Given exercise: Restate the records in their entirety, word for word.

Given records:

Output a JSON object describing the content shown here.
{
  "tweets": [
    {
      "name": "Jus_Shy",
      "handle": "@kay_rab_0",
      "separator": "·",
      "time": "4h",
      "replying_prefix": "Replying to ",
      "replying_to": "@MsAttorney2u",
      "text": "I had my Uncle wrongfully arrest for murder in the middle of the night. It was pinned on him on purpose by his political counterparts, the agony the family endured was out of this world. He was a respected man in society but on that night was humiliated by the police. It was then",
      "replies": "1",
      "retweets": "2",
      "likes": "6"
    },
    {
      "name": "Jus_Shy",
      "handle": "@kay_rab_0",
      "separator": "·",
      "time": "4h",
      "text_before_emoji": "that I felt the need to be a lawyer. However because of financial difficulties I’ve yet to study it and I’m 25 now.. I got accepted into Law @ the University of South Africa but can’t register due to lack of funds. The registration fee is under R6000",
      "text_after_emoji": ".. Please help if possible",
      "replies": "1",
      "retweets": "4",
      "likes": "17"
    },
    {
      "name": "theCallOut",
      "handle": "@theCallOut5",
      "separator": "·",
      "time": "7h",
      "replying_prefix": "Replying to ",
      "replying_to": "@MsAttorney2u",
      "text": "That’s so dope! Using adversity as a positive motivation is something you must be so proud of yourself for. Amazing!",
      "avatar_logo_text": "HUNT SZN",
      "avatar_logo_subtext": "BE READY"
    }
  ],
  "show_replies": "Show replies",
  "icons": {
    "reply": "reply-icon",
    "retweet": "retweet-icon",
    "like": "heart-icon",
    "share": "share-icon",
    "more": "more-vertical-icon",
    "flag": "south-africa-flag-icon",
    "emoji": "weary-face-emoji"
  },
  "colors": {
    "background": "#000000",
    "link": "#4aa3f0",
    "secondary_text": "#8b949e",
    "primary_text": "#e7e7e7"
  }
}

Completed task:
Output a JSON object describing the content shown here.
{
  "tweets": [
    {
      "name": "Jus_Shy",
      "handle": "@kay_rab_0",
      "separator": "·",
      "time": "4h",
      "replying_prefix": "Replying to ",
      "replying_to": "@MsAttorney2u",
      "text": "I had my Uncle wrongfully arrest for murder in the middle of the night. It was pinned on him on purpose by his political counterparts, the agony the family endured was out of this world. He was a respected man in society but on that night was humiliated by the police. It was then",
      "replies": "1",
      "retweets": "2",
      "likes": "6"
    },
    {
      "name": "Jus_Shy",
      "handle": "@kay_rab_0",
      "separator": "·",
      "time": "4h",
      "text_before_emoji": "that I felt the need to be a lawyer. However because of financial difficulties I’ve yet to study it and I’m 25 now.. I got accepted into Law @ the University of South Africa but can’t register due to lack of funds. The registration fee is under R6000",
      "text_after_emoji": ".. Please help if possible",
      "replies": "1",
      "retweets": "4",
      "likes": "17"
    },
    {
      "name": "theCallOut",
      "handle": "@theCallOut5",
      "separator": "·",
      "time": "7h",
      "replying_prefix": "Replying to ",
      "replying_to": "@MsAttorney2u",
      "text": "That’s so dope! Using adversity as a positive motivation is something you must be so proud of yourself for. Amazing!",
      "avatar_logo_text": "HUNT SZN",
      "avatar_logo_subtext": "BE READY"
    }
  ],
  "show_replies": "Show replies",
  "icons": {
    "reply": "reply-icon",
    "retweet": "retweet-icon",
    "like": "heart-icon",
    "share": "share-icon",
    "more": "more-vertical-icon",
    "flag": "south-africa-flag-icon",
    "emoji": "weary-face-emoji"
  },
  "colors": {
    "background": "#000000",
    "link": "#4aa3f0",
    "secondary_text": "#8b949e",
    "primary_text": "#e7e7e7"
  }
}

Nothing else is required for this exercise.